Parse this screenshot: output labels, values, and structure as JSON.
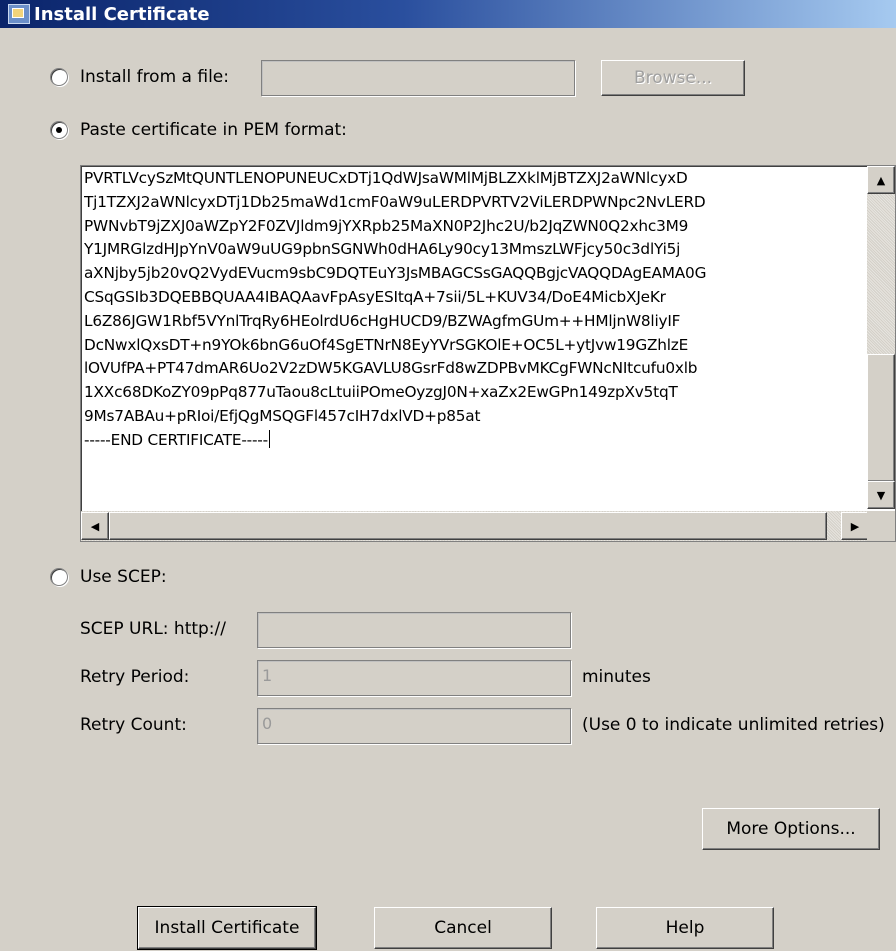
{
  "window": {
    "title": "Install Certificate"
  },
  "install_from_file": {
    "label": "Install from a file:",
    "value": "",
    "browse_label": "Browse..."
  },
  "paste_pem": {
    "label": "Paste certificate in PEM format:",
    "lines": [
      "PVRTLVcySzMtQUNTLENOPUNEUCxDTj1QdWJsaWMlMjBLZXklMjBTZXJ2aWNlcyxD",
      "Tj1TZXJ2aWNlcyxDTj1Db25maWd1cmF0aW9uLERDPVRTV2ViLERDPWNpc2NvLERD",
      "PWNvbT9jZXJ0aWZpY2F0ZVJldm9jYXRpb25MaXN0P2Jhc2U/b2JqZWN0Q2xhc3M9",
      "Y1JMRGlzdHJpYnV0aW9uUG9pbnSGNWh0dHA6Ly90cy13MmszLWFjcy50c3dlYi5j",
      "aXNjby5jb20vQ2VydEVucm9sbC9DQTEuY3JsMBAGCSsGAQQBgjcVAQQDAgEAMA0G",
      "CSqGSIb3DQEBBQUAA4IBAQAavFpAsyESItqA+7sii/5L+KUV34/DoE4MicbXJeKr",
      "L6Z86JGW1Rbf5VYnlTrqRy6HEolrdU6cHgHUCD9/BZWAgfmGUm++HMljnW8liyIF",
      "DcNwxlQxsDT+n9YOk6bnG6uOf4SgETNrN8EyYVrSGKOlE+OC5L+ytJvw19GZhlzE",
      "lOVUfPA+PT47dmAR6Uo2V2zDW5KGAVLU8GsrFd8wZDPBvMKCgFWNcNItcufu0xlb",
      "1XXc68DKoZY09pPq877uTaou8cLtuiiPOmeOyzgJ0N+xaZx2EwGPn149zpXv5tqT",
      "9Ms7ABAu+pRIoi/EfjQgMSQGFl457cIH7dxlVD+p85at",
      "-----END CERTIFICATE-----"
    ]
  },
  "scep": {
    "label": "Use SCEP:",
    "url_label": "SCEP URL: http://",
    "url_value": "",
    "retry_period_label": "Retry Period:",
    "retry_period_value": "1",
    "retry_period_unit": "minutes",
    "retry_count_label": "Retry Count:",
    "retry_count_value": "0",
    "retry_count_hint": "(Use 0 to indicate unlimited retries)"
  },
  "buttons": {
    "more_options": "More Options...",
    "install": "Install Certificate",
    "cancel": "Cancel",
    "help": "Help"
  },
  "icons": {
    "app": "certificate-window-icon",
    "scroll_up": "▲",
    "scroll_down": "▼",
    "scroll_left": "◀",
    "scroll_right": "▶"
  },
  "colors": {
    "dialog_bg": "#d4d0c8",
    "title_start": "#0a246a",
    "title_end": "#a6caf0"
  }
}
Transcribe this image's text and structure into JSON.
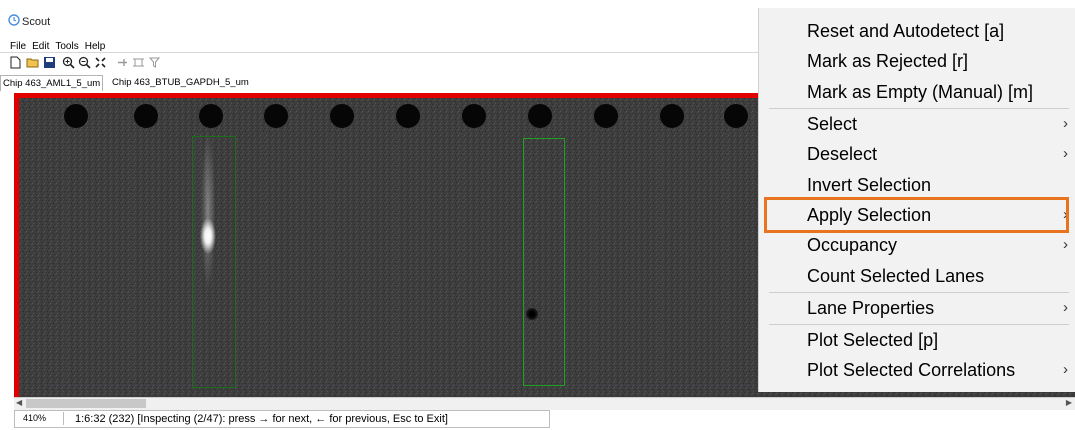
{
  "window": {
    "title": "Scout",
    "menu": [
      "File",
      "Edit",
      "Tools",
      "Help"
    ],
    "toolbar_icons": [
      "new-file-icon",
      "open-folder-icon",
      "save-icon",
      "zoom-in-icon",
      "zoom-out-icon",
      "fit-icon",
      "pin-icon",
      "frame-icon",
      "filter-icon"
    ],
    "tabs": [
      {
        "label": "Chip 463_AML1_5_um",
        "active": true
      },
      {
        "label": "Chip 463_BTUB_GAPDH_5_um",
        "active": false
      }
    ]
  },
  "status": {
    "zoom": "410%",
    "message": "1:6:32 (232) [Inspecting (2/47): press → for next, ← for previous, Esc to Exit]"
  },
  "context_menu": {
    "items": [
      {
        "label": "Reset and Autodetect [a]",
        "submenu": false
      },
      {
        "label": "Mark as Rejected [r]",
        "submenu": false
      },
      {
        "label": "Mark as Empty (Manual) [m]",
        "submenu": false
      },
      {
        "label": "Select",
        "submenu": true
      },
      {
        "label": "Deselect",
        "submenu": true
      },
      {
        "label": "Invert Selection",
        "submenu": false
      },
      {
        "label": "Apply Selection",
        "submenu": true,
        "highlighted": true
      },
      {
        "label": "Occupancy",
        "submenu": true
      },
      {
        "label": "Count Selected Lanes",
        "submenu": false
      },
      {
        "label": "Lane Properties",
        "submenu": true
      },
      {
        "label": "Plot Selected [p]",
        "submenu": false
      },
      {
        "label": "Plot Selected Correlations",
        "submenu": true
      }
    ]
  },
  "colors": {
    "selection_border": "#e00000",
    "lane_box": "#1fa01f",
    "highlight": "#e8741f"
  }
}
--
Look through the data above. Copy every line with the string "Mark" in it.

## RESULT OF THIS EXERCISE
        "label": "Mark as Rejected [r]",
        "label": "Mark as Empty (Manual) [m]",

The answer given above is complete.